▶ _Problem statement_
Copy out all lines where "年平均数" appears.

▶ _Raw records_

···

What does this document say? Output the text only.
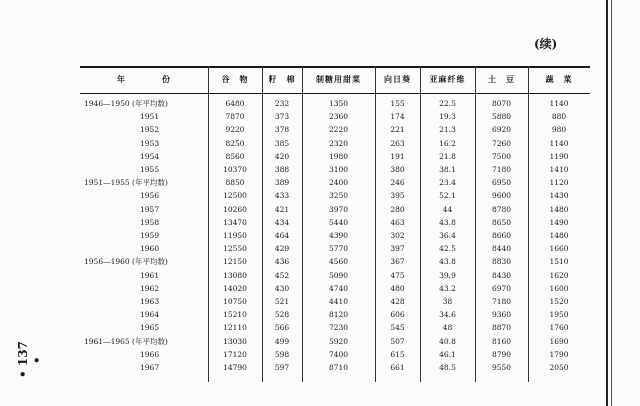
(续)
• 137 •
年　　　　份	谷　物	籽　棉	制糖用甜菜	向日葵	亚麻纤维	土　豆	蔬　菜
1946—1950 (年平均数)	6480	232	1350	155	22.5	8070	1140
1951	7870	373	2360	174	19.3	5880	880
1952	9220	378	2220	221	21.3	6920	980
1953	8250	385	2320	263	16.2	7260	1140
1954	8560	420	1980	191	21.8	7500	1190
1955	10370	388	3100	380	38.1	7180	1410
1951—1955 (年平均数)	8850	389	2400	246	23.4	6950	1120
1956	12500	433	3250	395	52.1	9600	1430
1957	10260	421	3970	280	44	8780	1480
1958	13470	434	5440	463	43.8	8650	1490
1959	11950	464	4390	302	36.4	8660	1480
1960	12550	429	5770	397	42.5	8440	1660
1956—1960 (年平均数)	12150	436	4560	367	43.8	8830	1510
1961	13080	452	5090	475	39.9	8430	1620
1962	14020	430	4740	480	43.2	6970	1600
1963	10750	521	4410	428	38	7180	1520
1964	15210	528	8120	606	34.6	9360	1950
1965	12110	566	7230	545	48	8870	1760
1961—1965 (年平均数)	13030	499	5920	507	40.8	8160	1690
1966	17120	598	7400	615	46.1	8790	1790
1967	14790	597	8710	661	48.5	9550	2050
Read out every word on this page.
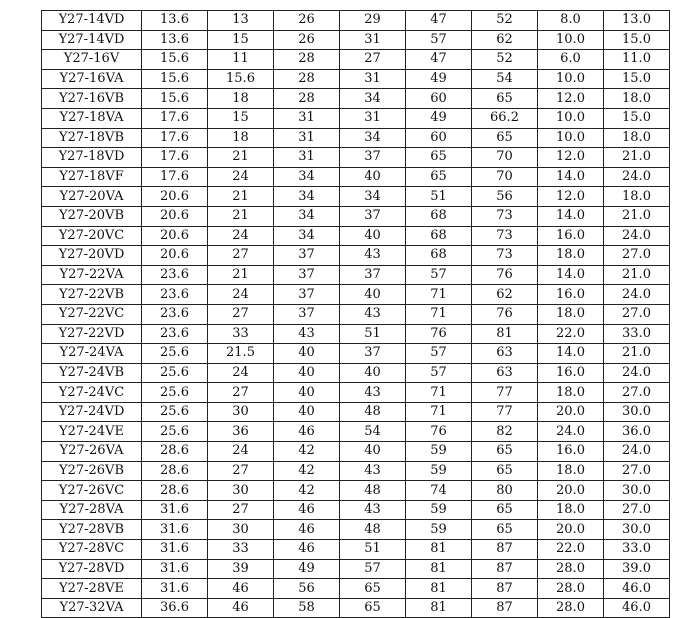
Y27-14VD	13.6	13	26	29	47	52	8.0	13.0
Y27-14VD	13.6	15	26	31	57	62	10.0	15.0
Y27-16V	15.6	11	28	27	47	52	6.0	11.0
Y27-16VA	15.6	15.6	28	31	49	54	10.0	15.0
Y27-16VB	15.6	18	28	34	60	65	12.0	18.0
Y27-18VA	17.6	15	31	31	49	66.2	10.0	15.0
Y27-18VB	17.6	18	31	34	60	65	10.0	18.0
Y27-18VD	17.6	21	31	37	65	70	12.0	21.0
Y27-18VF	17.6	24	34	40	65	70	14.0	24.0
Y27-20VA	20.6	21	34	34	51	56	12.0	18.0
Y27-20VB	20.6	21	34	37	68	73	14.0	21.0
Y27-20VC	20.6	24	34	40	68	73	16.0	24.0
Y27-20VD	20.6	27	37	43	68	73	18.0	27.0
Y27-22VA	23.6	21	37	37	57	76	14.0	21.0
Y27-22VB	23.6	24	37	40	71	62	16.0	24.0
Y27-22VC	23.6	27	37	43	71	76	18.0	27.0
Y27-22VD	23.6	33	43	51	76	81	22.0	33.0
Y27-24VA	25.6	21.5	40	37	57	63	14.0	21.0
Y27-24VB	25.6	24	40	40	57	63	16.0	24.0
Y27-24VC	25.6	27	40	43	71	77	18.0	27.0
Y27-24VD	25.6	30	40	48	71	77	20.0	30.0
Y27-24VE	25.6	36	46	54	76	82	24.0	36.0
Y27-26VA	28.6	24	42	40	59	65	16.0	24.0
Y27-26VB	28.6	27	42	43	59	65	18.0	27.0
Y27-26VC	28.6	30	42	48	74	80	20.0	30.0
Y27-28VA	31.6	27	46	43	59	65	18.0	27.0
Y27-28VB	31.6	30	46	48	59	65	20.0	30.0
Y27-28VC	31.6	33	46	51	81	87	22.0	33.0
Y27-28VD	31.6	39	49	57	81	87	28.0	39.0
Y27-28VE	31.6	46	56	65	81	87	28.0	46.0
Y27-32VA	36.6	46	58	65	81	87	28.0	46.0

···

▶ _Exercise output_
1946—1950 (年平均数)	6480	232	1350	155	22.5	8070	1140
1951—1955 (年平均数)	8850	389	2400	246	23.4	6950	1120
1956—1960 (年平均数)	12150	436	4560	367	43.8	8830	1510
1961—1965 (年平均数)	13030	499	5920	507	40.8	8160	1690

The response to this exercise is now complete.